#### Written instruction
What follows is a block of records; restate each one word for word.

** start Supplied material **

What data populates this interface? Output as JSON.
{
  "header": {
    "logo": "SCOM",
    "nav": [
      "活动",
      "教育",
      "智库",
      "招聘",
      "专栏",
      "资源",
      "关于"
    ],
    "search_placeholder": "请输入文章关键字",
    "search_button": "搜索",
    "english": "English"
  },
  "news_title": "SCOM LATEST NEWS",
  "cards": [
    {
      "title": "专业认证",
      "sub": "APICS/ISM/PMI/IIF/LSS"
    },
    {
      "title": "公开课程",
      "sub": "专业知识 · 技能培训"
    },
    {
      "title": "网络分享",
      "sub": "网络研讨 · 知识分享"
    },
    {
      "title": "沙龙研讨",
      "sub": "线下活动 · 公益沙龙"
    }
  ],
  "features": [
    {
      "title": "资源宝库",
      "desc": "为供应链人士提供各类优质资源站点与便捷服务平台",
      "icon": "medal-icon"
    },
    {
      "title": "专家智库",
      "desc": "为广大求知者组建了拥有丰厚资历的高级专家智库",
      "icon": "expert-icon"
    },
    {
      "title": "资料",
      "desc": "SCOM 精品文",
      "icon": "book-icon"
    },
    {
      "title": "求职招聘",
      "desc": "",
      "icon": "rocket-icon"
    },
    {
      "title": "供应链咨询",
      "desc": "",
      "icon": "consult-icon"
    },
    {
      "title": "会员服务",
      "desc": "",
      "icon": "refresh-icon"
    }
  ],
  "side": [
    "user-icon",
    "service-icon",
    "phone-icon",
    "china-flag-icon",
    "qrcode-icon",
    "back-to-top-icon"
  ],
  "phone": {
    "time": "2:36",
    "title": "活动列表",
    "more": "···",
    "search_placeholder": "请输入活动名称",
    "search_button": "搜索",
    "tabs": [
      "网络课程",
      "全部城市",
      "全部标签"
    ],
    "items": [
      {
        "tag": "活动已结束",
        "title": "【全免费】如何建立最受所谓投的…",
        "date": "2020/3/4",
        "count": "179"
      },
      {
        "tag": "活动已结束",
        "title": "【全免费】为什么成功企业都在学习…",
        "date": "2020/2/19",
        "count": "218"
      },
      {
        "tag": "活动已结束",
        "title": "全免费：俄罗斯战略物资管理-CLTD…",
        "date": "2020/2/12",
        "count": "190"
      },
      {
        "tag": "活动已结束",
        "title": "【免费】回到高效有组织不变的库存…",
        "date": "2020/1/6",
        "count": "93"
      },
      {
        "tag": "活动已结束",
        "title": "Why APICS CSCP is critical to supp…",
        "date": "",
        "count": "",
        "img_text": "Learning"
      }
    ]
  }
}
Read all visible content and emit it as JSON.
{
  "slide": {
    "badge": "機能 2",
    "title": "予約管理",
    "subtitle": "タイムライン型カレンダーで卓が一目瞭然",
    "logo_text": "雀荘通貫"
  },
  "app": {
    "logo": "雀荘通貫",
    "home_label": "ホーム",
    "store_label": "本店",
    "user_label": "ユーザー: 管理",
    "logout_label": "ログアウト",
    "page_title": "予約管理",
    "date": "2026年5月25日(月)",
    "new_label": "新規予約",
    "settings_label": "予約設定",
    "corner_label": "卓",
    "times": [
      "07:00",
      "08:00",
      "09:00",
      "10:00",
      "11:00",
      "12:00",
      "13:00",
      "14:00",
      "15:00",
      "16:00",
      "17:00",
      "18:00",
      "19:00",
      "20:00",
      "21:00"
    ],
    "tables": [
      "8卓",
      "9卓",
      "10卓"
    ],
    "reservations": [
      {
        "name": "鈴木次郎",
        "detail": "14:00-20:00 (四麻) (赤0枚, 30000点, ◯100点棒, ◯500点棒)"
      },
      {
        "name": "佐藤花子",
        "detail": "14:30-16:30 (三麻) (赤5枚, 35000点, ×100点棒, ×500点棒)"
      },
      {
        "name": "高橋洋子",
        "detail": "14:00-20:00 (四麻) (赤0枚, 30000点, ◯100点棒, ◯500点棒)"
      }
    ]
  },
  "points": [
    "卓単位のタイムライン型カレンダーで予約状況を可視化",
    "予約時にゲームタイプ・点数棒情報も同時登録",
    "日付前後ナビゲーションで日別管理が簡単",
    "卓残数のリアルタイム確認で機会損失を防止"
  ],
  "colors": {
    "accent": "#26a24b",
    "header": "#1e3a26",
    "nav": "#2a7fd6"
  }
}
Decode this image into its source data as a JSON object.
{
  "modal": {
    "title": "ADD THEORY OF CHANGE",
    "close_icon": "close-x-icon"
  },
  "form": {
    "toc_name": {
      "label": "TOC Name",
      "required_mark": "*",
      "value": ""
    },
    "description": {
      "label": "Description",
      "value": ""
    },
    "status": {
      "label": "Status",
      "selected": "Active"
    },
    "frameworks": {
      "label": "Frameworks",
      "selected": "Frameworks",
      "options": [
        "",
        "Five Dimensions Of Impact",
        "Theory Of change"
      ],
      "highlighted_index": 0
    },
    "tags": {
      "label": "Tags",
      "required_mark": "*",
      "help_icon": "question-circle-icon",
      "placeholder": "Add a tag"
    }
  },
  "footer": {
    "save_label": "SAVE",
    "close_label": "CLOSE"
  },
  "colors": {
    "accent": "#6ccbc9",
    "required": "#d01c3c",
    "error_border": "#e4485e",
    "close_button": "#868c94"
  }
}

** end Supplied material **

#### Written response
What data populates this interface? Output as JSON.
{
  "header": {
    "logo": "SCOM",
    "nav": [
      "活动",
      "教育",
      "智库",
      "招聘",
      "专栏",
      "资源",
      "关于"
    ],
    "search_placeholder": "请输入文章关键字",
    "search_button": "搜索",
    "english": "English"
  },
  "news_title": "SCOM LATEST NEWS",
  "cards": [
    {
      "title": "专业认证",
      "sub": "APICS/ISM/PMI/IIF/LSS"
    },
    {
      "title": "公开课程",
      "sub": "专业知识 · 技能培训"
    },
    {
      "title": "网络分享",
      "sub": "网络研讨 · 知识分享"
    },
    {
      "title": "沙龙研讨",
      "sub": "线下活动 · 公益沙龙"
    }
  ],
  "features": [
    {
      "title": "资源宝库",
      "desc": "为供应链人士提供各类优质资源站点与便捷服务平台",
      "icon": "medal-icon"
    },
    {
      "title": "专家智库",
      "desc": "为广大求知者组建了拥有丰厚资历的高级专家智库",
      "icon": "expert-icon"
    },
    {
      "title": "资料",
      "desc": "SCOM 精品文",
      "icon": "book-icon"
    },
    {
      "title": "求职招聘",
      "desc": "",
      "icon": "rocket-icon"
    },
    {
      "title": "供应链咨询",
      "desc": "",
      "icon": "consult-icon"
    },
    {
      "title": "会员服务",
      "desc": "",
      "icon": "refresh-icon"
    }
  ],
  "side": [
    "user-icon",
    "service-icon",
    "phone-icon",
    "china-flag-icon",
    "qrcode-icon",
    "back-to-top-icon"
  ],
  "phone": {
    "time": "2:36",
    "title": "活动列表",
    "more": "···",
    "search_placeholder": "请输入活动名称",
    "search_button": "搜索",
    "tabs": [
      "网络课程",
      "全部城市",
      "全部标签"
    ],
    "items": [
      {
        "tag": "活动已结束",
        "title": "【全免费】如何建立最受所谓投的…",
        "date": "2020/3/4",
        "count": "179"
      },
      {
        "tag": "活动已结束",
        "title": "【全免费】为什么成功企业都在学习…",
        "date": "2020/2/19",
        "count": "218"
      },
      {
        "tag": "活动已结束",
        "title": "全免费：俄罗斯战略物资管理-CLTD…",
        "date": "2020/2/12",
        "count": "190"
      },
      {
        "tag": "活动已结束",
        "title": "【免费】回到高效有组织不变的库存…",
        "date": "2020/1/6",
        "count": "93"
      },
      {
        "tag": "活动已结束",
        "title": "Why APICS CSCP is critical to supp…",
        "date": "",
        "count": "",
        "img_text": "Learning"
      }
    ]
  }
}
Read all visible content and emit it as JSON.
{
  "slide": {
    "badge": "機能 2",
    "title": "予約管理",
    "subtitle": "タイムライン型カレンダーで卓が一目瞭然",
    "logo_text": "雀荘通貫"
  },
  "app": {
    "logo": "雀荘通貫",
    "home_label": "ホーム",
    "store_label": "本店",
    "user_label": "ユーザー: 管理",
    "logout_label": "ログアウト",
    "page_title": "予約管理",
    "date": "2026年5月25日(月)",
    "new_label": "新規予約",
    "settings_label": "予約設定",
    "corner_label": "卓",
    "times": [
      "07:00",
      "08:00",
      "09:00",
      "10:00",
      "11:00",
      "12:00",
      "13:00",
      "14:00",
      "15:00",
      "16:00",
      "17:00",
      "18:00",
      "19:00",
      "20:00",
      "21:00"
    ],
    "tables": [
      "8卓",
      "9卓",
      "10卓"
    ],
    "reservations": [
      {
        "name": "鈴木次郎",
        "detail": "14:00-20:00 (四麻) (赤0枚, 30000点, ◯100点棒, ◯500点棒)"
      },
      {
        "name": "佐藤花子",
        "detail": "14:30-16:30 (三麻) (赤5枚, 35000点, ×100点棒, ×500点棒)"
      },
      {
        "name": "高橋洋子",
        "detail": "14:00-20:00 (四麻) (赤0枚, 30000点, ◯100点棒, ◯500点棒)"
      }
    ]
  },
  "points": [
    "卓単位のタイムライン型カレンダーで予約状況を可視化",
    "予約時にゲームタイプ・点数棒情報も同時登録",
    "日付前後ナビゲーションで日別管理が簡単",
    "卓残数のリアルタイム確認で機会損失を防止"
  ],
  "colors": {
    "accent": "#26a24b",
    "header": "#1e3a26",
    "nav": "#2a7fd6"
  }
}
Decode this image into its source data as a JSON object.
{
  "modal": {
    "title": "ADD THEORY OF CHANGE",
    "close_icon": "close-x-icon"
  },
  "form": {
    "toc_name": {
      "label": "TOC Name",
      "required_mark": "*",
      "value": ""
    },
    "description": {
      "label": "Description",
      "value": ""
    },
    "status": {
      "label": "Status",
      "selected": "Active"
    },
    "frameworks": {
      "label": "Frameworks",
      "selected": "Frameworks",
      "options": [
        "",
        "Five Dimensions Of Impact",
        "Theory Of change"
      ],
      "highlighted_index": 0
    },
    "tags": {
      "label": "Tags",
      "required_mark": "*",
      "help_icon": "question-circle-icon",
      "placeholder": "Add a tag"
    }
  },
  "footer": {
    "save_label": "SAVE",
    "close_label": "CLOSE"
  },
  "colors": {
    "accent": "#6ccbc9",
    "required": "#d01c3c",
    "error_border": "#e4485e",
    "close_button": "#868c94"
  }
}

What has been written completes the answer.